→ Stated problem: Copy the rows verbatim from the start of the rows through the line containing "callout: what vs how: ‘What", including both ends.
___ Material for this exercise
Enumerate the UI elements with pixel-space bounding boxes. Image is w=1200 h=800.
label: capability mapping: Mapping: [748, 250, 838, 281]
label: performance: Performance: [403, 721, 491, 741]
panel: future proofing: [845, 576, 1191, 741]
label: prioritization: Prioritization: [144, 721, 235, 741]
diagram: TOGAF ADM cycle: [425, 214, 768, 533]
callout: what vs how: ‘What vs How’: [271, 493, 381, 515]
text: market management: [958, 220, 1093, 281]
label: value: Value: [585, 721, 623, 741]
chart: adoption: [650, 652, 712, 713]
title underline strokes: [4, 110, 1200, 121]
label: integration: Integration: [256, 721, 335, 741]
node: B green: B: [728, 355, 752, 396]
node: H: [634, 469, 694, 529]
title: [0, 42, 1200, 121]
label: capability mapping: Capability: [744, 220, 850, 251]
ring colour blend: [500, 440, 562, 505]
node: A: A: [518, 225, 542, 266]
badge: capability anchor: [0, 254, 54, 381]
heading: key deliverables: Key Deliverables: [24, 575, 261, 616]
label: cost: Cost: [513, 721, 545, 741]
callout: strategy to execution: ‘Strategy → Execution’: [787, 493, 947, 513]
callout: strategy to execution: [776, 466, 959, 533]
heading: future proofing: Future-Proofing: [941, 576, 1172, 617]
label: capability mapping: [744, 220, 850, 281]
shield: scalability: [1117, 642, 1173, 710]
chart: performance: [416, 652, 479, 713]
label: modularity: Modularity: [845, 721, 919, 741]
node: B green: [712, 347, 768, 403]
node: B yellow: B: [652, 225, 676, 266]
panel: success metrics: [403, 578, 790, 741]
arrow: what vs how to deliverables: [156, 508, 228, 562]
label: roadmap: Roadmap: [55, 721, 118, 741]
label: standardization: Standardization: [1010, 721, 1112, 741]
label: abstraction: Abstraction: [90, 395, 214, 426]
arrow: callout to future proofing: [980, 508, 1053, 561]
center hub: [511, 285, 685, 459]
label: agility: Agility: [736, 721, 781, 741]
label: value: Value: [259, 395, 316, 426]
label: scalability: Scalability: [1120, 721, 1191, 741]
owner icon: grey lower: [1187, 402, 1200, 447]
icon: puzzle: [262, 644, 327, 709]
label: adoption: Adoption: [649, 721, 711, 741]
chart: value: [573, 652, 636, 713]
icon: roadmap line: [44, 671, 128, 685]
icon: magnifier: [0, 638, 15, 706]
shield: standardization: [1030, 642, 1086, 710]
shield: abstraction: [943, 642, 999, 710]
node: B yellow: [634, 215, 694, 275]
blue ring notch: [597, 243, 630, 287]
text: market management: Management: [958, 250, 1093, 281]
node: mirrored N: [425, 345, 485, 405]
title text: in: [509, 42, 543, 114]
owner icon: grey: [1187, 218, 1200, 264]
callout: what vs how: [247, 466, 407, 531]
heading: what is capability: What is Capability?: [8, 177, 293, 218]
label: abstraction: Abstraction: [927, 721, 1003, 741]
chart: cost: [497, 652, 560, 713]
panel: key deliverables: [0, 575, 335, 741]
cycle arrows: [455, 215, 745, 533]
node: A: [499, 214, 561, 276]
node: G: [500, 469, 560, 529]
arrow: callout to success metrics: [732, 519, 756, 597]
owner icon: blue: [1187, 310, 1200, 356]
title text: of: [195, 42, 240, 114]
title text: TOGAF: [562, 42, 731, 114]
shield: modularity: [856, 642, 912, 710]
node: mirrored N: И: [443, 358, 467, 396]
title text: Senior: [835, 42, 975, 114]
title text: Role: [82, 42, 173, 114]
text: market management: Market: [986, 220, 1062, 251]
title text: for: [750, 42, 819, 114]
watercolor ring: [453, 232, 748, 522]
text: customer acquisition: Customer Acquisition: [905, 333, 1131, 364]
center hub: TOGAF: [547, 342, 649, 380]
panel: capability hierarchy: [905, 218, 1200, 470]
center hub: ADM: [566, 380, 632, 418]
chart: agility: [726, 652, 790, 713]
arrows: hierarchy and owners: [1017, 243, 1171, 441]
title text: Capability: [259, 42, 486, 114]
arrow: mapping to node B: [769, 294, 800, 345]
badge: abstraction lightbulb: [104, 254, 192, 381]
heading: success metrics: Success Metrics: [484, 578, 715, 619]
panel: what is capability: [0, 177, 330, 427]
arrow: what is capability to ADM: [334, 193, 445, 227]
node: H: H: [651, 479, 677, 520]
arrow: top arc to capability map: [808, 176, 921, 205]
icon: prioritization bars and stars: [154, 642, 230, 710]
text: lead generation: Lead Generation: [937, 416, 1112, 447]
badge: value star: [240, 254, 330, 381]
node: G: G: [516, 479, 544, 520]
______
→ Exercise output:
Enumerate the UI elements with pixel-space bounding boxes. Image is w=1200 h=800.
label: capability mapping: Mapping: [748, 250, 838, 281]
label: performance: Performance: [403, 721, 491, 741]
panel: future proofing: [845, 576, 1191, 741]
label: prioritization: Prioritization: [144, 721, 235, 741]
diagram: TOGAF ADM cycle: [425, 214, 768, 533]
callout: what vs how: ‘What vs How’: [271, 493, 381, 515]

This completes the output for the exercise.